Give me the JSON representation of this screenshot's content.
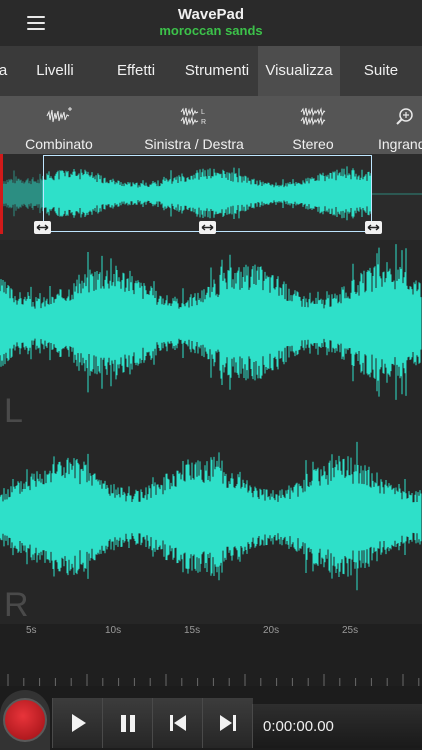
{
  "app": {
    "title": "WavePad",
    "file_name": "moroccan sands"
  },
  "tabs": [
    {
      "label": "a",
      "active": false
    },
    {
      "label": "Livelli",
      "active": false
    },
    {
      "label": "Effetti",
      "active": false
    },
    {
      "label": "Strumenti",
      "active": false
    },
    {
      "label": "Visualizza",
      "active": true
    },
    {
      "label": "Suite",
      "active": false
    }
  ],
  "toolbar": [
    {
      "label": "Combinato",
      "icon": "combined-wave-icon"
    },
    {
      "label": "Sinistra / Destra",
      "icon": "left-right-wave-icon"
    },
    {
      "label": "Stereo",
      "icon": "stereo-wave-icon"
    },
    {
      "label": "Ingrand",
      "icon": "zoom-in-icon"
    }
  ],
  "channels": {
    "left": "L",
    "right": "R"
  },
  "timeline": {
    "ticks": [
      "5s",
      "10s",
      "15s",
      "20s",
      "25s"
    ]
  },
  "transport": {
    "time": "0:00:00.00"
  },
  "colors": {
    "waveform": "#2ee0c9",
    "accent_green": "#3cc14a",
    "record_red": "#c4161c"
  }
}
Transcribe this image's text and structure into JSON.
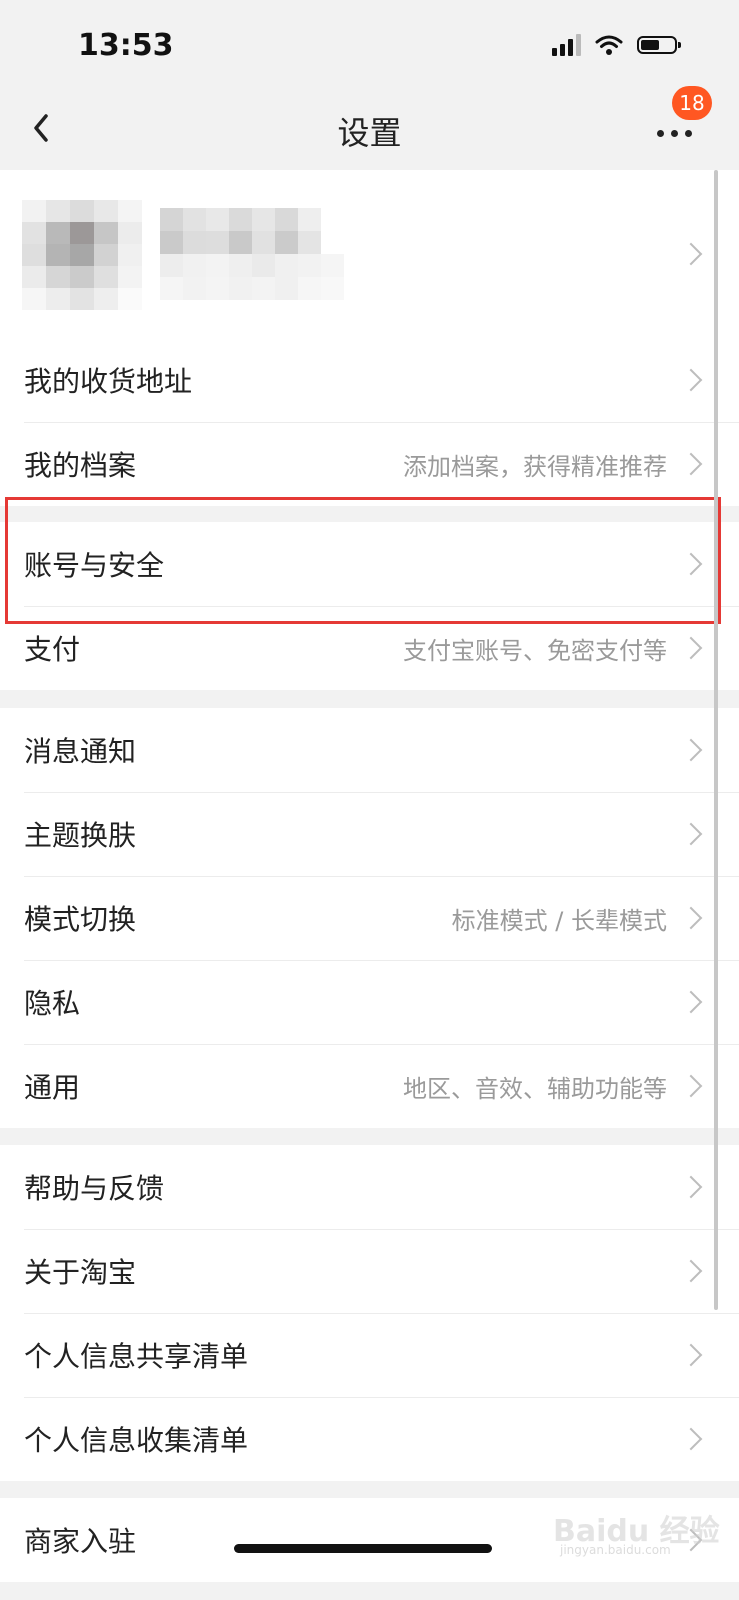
{
  "status_bar": {
    "time": "13:53"
  },
  "nav": {
    "title": "设置",
    "badge": "18"
  },
  "rows": {
    "address": {
      "label": "我的收货地址"
    },
    "profile_archive": {
      "label": "我的档案",
      "hint": "添加档案，获得精准推荐"
    },
    "account_security": {
      "label": "账号与安全"
    },
    "payment": {
      "label": "支付",
      "hint": "支付宝账号、免密支付等"
    },
    "notifications": {
      "label": "消息通知"
    },
    "theme": {
      "label": "主题换肤"
    },
    "mode": {
      "label": "模式切换",
      "hint": "标准模式 / 长辈模式"
    },
    "privacy": {
      "label": "隐私"
    },
    "general": {
      "label": "通用",
      "hint": "地区、音效、辅助功能等"
    },
    "help": {
      "label": "帮助与反馈"
    },
    "about": {
      "label": "关于淘宝"
    },
    "info_share": {
      "label": "个人信息共享清单"
    },
    "info_collect": {
      "label": "个人信息收集清单"
    },
    "merchant": {
      "label": "商家入驻"
    }
  },
  "watermark": {
    "text": "Baidu 经验",
    "sub": "jingyan.baidu.com"
  },
  "colors": {
    "badge": "#ff5722",
    "highlight": "#e53935",
    "background": "#f2f2f2"
  }
}
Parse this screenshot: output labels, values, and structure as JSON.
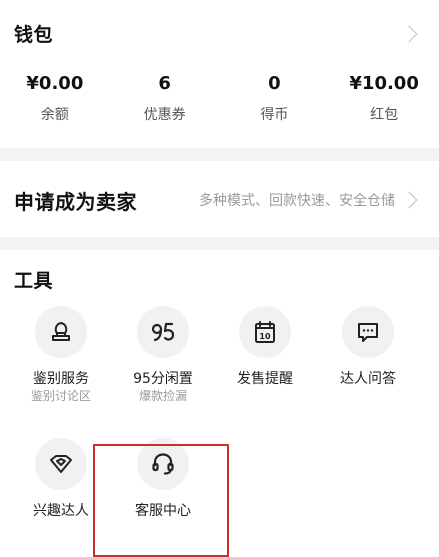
{
  "wallet": {
    "title": "钱包",
    "stats": [
      {
        "value": "¥0.00",
        "label": "余额"
      },
      {
        "value": "6",
        "label": "优惠券"
      },
      {
        "value": "0",
        "label": "得币"
      },
      {
        "value": "¥10.00",
        "label": "红包"
      }
    ]
  },
  "seller": {
    "title": "申请成为卖家",
    "description": "多种模式、回款快速、安全仓储"
  },
  "tools": {
    "title": "工具",
    "items": [
      {
        "label": "鉴别服务",
        "sub": "鉴别讨论区",
        "icon": "stamp-icon"
      },
      {
        "label": "95分闲置",
        "sub": "爆款捡漏",
        "icon": "95-logo-icon"
      },
      {
        "label": "发售提醒",
        "sub": "",
        "icon": "calendar-icon"
      },
      {
        "label": "达人问答",
        "sub": "",
        "icon": "chat-bubble-icon"
      },
      {
        "label": "兴趣达人",
        "sub": "",
        "icon": "diamond-icon"
      },
      {
        "label": "客服中心",
        "sub": "",
        "icon": "headset-icon"
      }
    ]
  },
  "colors": {
    "highlight_border": "#c9302c",
    "section_gap": "#f3f3f3",
    "icon_bg": "#f1f1f1"
  }
}
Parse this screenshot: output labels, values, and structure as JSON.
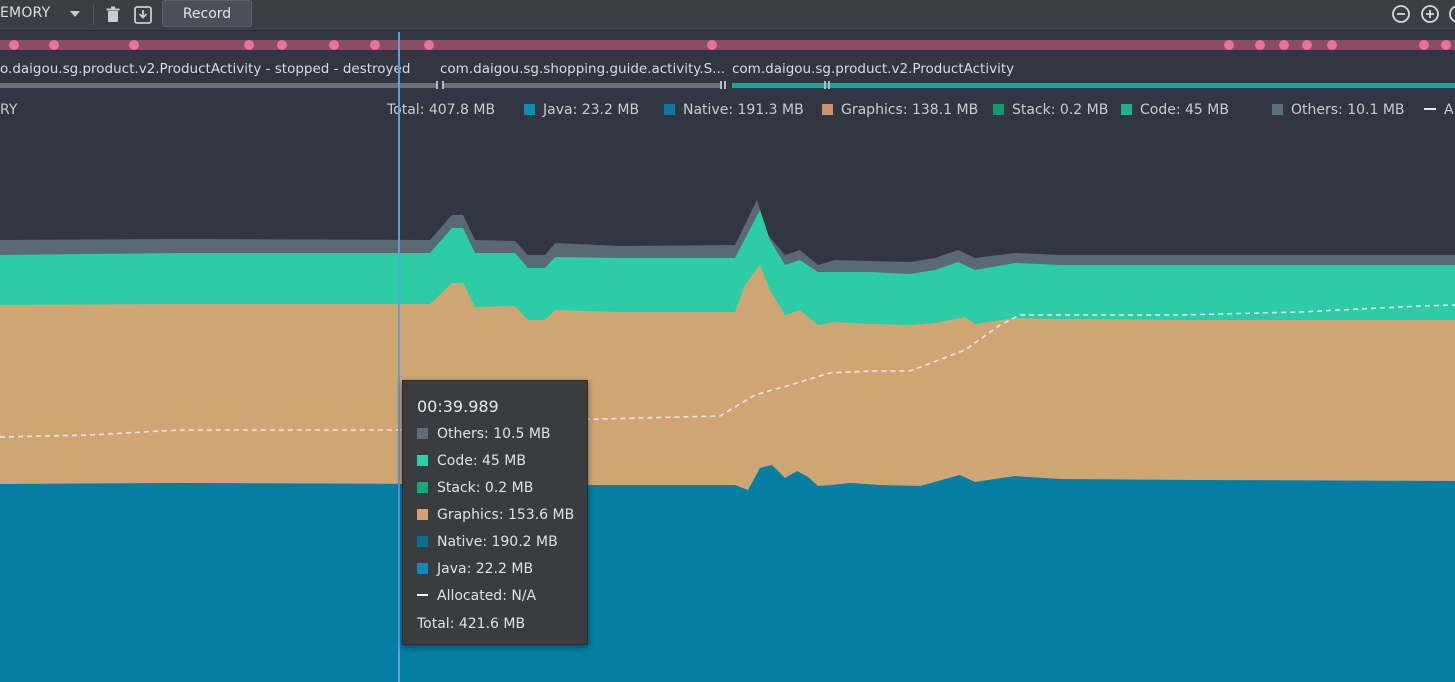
{
  "toolbar": {
    "title": "EMORY",
    "record_label": "Record"
  },
  "activities": [
    {
      "label": "o.daigou.sg.product.v2.ProductActivity - stopped - destroyed"
    },
    {
      "label": "com.daigou.sg.shopping.guide.activity.S..."
    },
    {
      "label": "com.daigou.sg.product.v2.ProductActivity"
    }
  ],
  "legend": {
    "category_label": "RY",
    "total": "Total: 407.8 MB",
    "items": [
      {
        "label": "Java: 23.2 MB",
        "color": "#0a8fb5"
      },
      {
        "label": "Native: 191.3 MB",
        "color": "#0b78a0"
      },
      {
        "label": "Graphics: 138.1 MB",
        "color": "#c8946a"
      },
      {
        "label": "Stack: 0.2 MB",
        "color": "#139a73"
      },
      {
        "label": "Code: 45 MB",
        "color": "#24b08c"
      },
      {
        "label": "Others: 10.1 MB",
        "color": "#5d6f7a"
      },
      {
        "label": "A",
        "color": "#e8e8e8"
      }
    ]
  },
  "tooltip": {
    "time": "00:39.989",
    "rows": [
      {
        "label": "Others: 10.5 MB",
        "color": "#5d6f7a"
      },
      {
        "label": "Code: 45 MB",
        "color": "#2ecfa7"
      },
      {
        "label": "Stack: 0.2 MB",
        "color": "#1aa67c"
      },
      {
        "label": "Graphics: 153.6 MB",
        "color": "#d1a277"
      },
      {
        "label": "Native: 190.2 MB",
        "color": "#0b6e93"
      },
      {
        "label": "Java: 22.2 MB",
        "color": "#0e8ab4"
      },
      {
        "label": "Allocated: N/A",
        "color": "#ffffff"
      }
    ],
    "total": "Total: 421.6 MB"
  },
  "colors": {
    "background": "#313640",
    "others": "#596a75",
    "code": "#2ccda6",
    "graphics": "#cfa574",
    "native": "#047ea2",
    "event_lane": "#8a4e63",
    "event_dot": "#e9729b",
    "activity_active": "#13a89a",
    "cursor": "#5a9ee6"
  }
}
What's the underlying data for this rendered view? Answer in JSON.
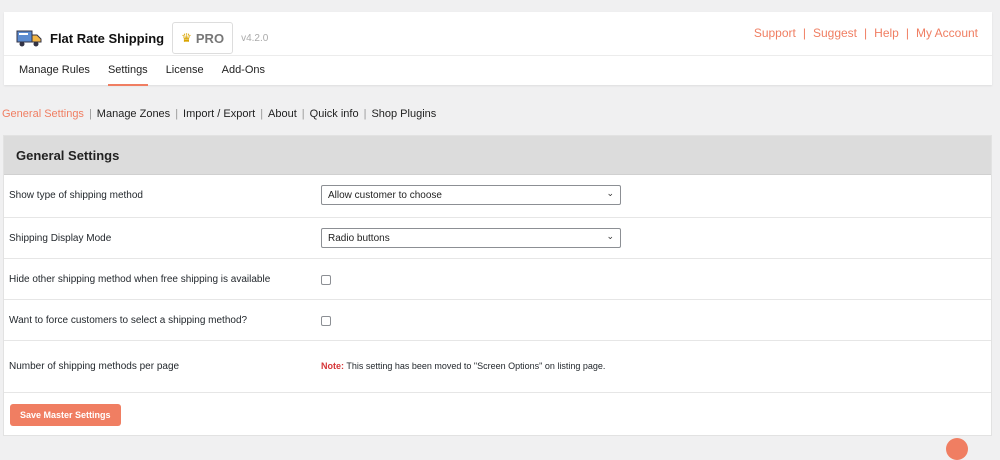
{
  "header": {
    "plugin_name": "Flat Rate Shipping",
    "pro_label": "PRO",
    "version": "v4.2.0",
    "links": [
      "Support",
      "Suggest",
      "Help",
      "My Account"
    ],
    "separator": "|"
  },
  "main_tabs": [
    {
      "label": "Manage Rules"
    },
    {
      "label": "Settings",
      "active": true
    },
    {
      "label": "License"
    },
    {
      "label": "Add-Ons"
    }
  ],
  "sub_nav": [
    {
      "label": "General Settings",
      "active": true
    },
    {
      "label": "Manage Zones"
    },
    {
      "label": "Import / Export"
    },
    {
      "label": "About"
    },
    {
      "label": "Quick info"
    },
    {
      "label": "Shop Plugins"
    }
  ],
  "panel": {
    "title": "General Settings",
    "rows": [
      {
        "label": "Show type of shipping method",
        "value": "Allow customer to choose"
      },
      {
        "label": "Shipping Display Mode",
        "value": "Radio buttons"
      },
      {
        "label": "Hide other shipping method when free shipping is available",
        "checked": false
      },
      {
        "label": "Want to force customers to select a shipping method?",
        "checked": false
      },
      {
        "label": "Number of shipping methods per page",
        "note_label": "Note:",
        "note_text": "This setting has been moved to \"Screen Options\" on listing page."
      }
    ],
    "save_label": "Save Master Settings"
  },
  "colors": {
    "accent": "#f07e62",
    "note": "#d63638"
  }
}
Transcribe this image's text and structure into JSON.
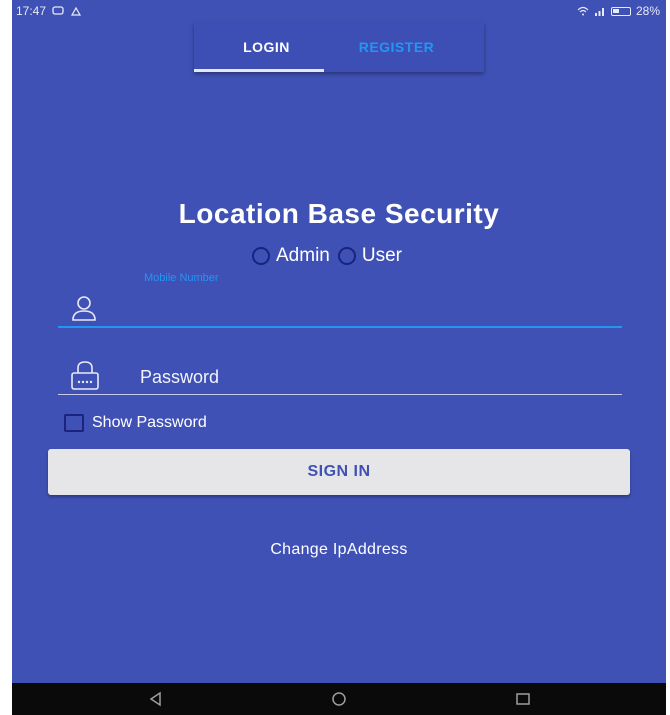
{
  "status_bar": {
    "time": "17:47",
    "battery": "28%",
    "icons": [
      "message-icon",
      "notification-icon",
      "wifi-icon",
      "signal-icon",
      "battery-icon"
    ]
  },
  "tabs": [
    {
      "label": "LOGIN",
      "active": true
    },
    {
      "label": "REGISTER",
      "active": false
    }
  ],
  "title": "Location Base Security",
  "roles": [
    {
      "label": "Admin",
      "selected": false
    },
    {
      "label": "User",
      "selected": false
    }
  ],
  "mobile": {
    "label": "Mobile Number",
    "value": "",
    "icon": "user-icon"
  },
  "password": {
    "placeholder": "Password",
    "value": "",
    "icon": "lock-icon"
  },
  "show_password": {
    "label": "Show Password",
    "checked": false
  },
  "sign_in_label": "SIGN IN",
  "change_ip_label": "Change IpAddress",
  "nav": [
    "back-icon",
    "home-icon",
    "recents-icon"
  ],
  "colors": {
    "background": "#3f51b5",
    "accent": "#2196f3",
    "button": "#e6e6e8"
  }
}
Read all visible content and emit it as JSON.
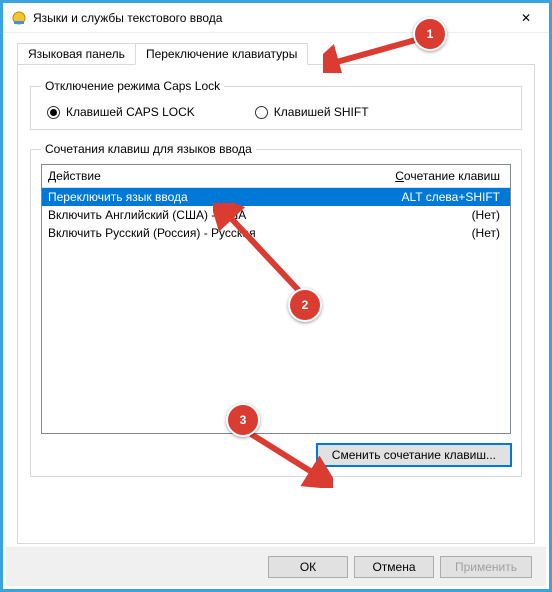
::::::::
STATED PROBLEM
Of the lines in the entries, how many include the word "background"? State only the number.

FULL ANSWER
3